## Exercise instructions:
The answer should be a single number: how many lines of the entries below hold the word "Mode".

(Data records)
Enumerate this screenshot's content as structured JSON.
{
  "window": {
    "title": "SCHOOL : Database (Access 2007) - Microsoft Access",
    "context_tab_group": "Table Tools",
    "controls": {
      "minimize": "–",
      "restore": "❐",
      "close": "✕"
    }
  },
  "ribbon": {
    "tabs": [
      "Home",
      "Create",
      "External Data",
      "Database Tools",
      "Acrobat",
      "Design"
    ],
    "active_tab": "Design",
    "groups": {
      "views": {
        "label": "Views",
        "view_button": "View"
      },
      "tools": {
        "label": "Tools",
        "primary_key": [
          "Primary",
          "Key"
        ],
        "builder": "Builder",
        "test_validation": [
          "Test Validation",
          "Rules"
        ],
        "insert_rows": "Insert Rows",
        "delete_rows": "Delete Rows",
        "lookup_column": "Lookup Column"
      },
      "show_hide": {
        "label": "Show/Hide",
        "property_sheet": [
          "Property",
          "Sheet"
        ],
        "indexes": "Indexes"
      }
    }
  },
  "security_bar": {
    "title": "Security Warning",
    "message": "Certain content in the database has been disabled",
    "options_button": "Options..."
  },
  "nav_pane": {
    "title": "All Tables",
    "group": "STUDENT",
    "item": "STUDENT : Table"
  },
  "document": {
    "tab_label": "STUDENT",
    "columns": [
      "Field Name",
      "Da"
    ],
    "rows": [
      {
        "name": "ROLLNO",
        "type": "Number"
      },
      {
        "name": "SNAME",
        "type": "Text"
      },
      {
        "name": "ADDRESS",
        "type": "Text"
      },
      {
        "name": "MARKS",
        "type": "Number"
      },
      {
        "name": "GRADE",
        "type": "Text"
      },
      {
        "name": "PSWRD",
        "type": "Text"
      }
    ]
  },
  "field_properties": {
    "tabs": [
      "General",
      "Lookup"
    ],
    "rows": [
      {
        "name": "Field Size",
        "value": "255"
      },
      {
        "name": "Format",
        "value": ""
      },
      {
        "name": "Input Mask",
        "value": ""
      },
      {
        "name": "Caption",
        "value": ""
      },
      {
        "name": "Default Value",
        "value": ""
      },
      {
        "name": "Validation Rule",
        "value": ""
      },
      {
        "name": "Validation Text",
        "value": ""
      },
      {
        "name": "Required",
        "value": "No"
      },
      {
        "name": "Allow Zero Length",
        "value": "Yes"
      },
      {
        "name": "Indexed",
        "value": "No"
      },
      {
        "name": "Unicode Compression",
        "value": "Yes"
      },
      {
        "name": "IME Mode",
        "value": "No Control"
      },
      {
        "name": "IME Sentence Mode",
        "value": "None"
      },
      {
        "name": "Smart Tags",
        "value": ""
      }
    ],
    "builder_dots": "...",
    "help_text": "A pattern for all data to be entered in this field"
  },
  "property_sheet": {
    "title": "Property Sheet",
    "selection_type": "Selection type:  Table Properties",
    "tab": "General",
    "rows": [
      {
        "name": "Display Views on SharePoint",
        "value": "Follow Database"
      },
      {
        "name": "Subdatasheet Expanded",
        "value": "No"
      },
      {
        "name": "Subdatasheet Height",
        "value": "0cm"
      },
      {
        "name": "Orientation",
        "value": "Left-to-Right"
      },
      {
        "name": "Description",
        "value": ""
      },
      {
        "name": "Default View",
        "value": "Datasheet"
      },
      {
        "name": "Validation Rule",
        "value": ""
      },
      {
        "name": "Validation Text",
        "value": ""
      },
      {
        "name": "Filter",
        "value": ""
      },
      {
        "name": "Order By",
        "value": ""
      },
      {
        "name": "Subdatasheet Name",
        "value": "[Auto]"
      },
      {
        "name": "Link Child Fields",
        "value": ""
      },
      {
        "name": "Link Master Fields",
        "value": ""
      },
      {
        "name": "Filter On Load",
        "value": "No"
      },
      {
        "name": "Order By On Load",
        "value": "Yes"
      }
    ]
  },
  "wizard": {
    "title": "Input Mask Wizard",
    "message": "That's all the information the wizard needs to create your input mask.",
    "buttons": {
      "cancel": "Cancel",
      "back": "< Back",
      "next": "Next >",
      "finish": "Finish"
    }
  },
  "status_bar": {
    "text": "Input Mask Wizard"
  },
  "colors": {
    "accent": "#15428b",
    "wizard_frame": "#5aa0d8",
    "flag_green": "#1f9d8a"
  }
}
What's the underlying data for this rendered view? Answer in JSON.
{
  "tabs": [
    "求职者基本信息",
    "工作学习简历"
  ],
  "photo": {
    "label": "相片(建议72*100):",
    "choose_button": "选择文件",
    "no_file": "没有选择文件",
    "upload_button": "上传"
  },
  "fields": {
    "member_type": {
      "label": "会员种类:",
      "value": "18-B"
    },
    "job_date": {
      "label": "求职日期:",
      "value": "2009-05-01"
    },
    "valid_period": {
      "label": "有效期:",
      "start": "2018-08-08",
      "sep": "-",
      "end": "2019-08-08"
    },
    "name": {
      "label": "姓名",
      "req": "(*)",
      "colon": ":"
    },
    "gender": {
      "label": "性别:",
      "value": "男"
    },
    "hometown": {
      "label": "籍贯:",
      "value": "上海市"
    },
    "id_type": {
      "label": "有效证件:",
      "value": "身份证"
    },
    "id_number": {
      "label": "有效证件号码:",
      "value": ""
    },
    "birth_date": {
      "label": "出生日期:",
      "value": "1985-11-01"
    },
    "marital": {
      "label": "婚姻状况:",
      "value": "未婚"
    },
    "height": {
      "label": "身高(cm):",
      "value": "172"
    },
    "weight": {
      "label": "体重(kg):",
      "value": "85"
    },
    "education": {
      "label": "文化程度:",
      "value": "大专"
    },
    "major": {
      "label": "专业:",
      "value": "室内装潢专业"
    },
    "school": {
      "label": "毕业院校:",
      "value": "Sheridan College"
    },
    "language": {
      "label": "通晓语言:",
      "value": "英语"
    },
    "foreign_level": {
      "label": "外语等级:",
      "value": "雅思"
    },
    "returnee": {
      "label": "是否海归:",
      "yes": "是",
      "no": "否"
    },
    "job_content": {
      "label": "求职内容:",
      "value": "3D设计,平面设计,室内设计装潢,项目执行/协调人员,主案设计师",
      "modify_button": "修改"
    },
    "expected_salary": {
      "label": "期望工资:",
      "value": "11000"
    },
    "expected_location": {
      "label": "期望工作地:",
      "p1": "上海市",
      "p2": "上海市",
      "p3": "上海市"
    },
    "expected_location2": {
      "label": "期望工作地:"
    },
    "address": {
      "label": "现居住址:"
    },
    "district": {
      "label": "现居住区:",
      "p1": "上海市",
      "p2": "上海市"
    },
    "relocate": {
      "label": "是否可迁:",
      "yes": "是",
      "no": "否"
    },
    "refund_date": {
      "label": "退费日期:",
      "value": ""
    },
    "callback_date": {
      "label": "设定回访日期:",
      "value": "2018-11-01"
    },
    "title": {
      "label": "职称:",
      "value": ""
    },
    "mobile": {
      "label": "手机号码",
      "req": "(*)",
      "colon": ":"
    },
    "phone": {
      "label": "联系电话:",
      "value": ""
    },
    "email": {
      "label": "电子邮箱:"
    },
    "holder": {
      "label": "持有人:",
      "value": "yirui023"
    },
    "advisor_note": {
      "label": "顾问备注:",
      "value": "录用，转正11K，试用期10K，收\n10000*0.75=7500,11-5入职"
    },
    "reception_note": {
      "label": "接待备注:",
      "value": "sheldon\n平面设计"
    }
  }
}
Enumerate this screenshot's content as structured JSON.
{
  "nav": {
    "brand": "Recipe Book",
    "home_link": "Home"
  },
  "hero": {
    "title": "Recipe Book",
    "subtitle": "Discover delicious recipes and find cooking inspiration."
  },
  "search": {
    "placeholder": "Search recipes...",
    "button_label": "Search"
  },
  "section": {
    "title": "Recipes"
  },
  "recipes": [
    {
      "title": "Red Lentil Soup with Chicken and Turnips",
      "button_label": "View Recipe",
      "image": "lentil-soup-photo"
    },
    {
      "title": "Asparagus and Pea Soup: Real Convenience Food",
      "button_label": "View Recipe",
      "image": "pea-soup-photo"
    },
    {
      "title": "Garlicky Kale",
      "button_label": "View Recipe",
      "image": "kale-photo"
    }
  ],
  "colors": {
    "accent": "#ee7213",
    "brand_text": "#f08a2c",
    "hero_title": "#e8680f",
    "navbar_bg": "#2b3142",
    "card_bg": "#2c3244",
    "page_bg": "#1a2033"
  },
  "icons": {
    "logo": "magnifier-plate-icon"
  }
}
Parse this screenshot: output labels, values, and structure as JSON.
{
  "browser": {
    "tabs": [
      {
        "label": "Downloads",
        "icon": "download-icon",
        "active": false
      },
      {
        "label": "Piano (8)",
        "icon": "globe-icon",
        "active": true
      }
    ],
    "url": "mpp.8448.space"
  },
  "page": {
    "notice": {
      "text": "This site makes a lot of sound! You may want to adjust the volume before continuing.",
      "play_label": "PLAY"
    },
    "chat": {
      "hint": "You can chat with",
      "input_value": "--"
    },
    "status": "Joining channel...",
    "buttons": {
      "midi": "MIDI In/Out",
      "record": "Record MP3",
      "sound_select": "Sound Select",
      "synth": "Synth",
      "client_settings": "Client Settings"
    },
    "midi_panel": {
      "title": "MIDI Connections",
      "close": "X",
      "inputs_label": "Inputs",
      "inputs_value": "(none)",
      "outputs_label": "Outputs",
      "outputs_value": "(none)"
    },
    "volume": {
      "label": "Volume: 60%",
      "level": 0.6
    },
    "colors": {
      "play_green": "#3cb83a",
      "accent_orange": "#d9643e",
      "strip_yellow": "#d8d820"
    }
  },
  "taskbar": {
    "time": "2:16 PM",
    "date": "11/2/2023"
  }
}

## Solution to this problem:
2